— begin —
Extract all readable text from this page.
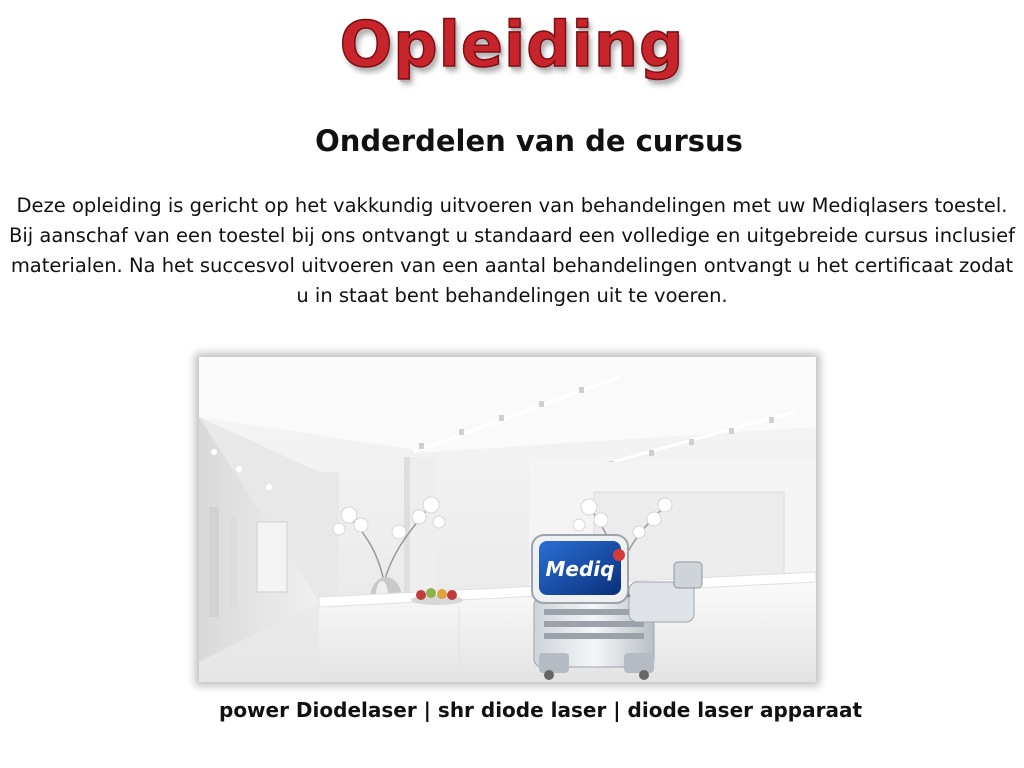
Opleiding
Onderdelen van de cursus
Deze opleiding is gericht op het vakkundig uitvoeren van behandelingen met uw Mediqlasers toestel. Bij aanschaf van een toestel bij ons ontvangt u standaard een volledige en uitgebreide cursus inclusief materialen. Na het succesvol uitvoeren van een aantal behandelingen ontvangt u het certificaat zodat u in staat bent behandelingen uit te voeren.
Mediq
power Diodelaser | shr diode laser | diode laser apparaat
— end —
— YOUR TASK —
Every line of text is to be repeated exactly; pictures are left out.

— TASK SOLUTION —
Extract all readable text from this page.
Opleiding
Onderdelen van de cursus
Deze opleiding is gericht op het vakkundig uitvoeren van behandelingen met uw Mediqlasers toestel. Bij aanschaf van een toestel bij ons ontvangt u standaard een volledige en uitgebreide cursus inclusief materialen. Na het succesvol uitvoeren van een aantal behandelingen ontvangt u het certificaat zodat u in staat bent behandelingen uit te voeren.
Mediq
power Diodelaser | shr diode laser | diode laser apparaat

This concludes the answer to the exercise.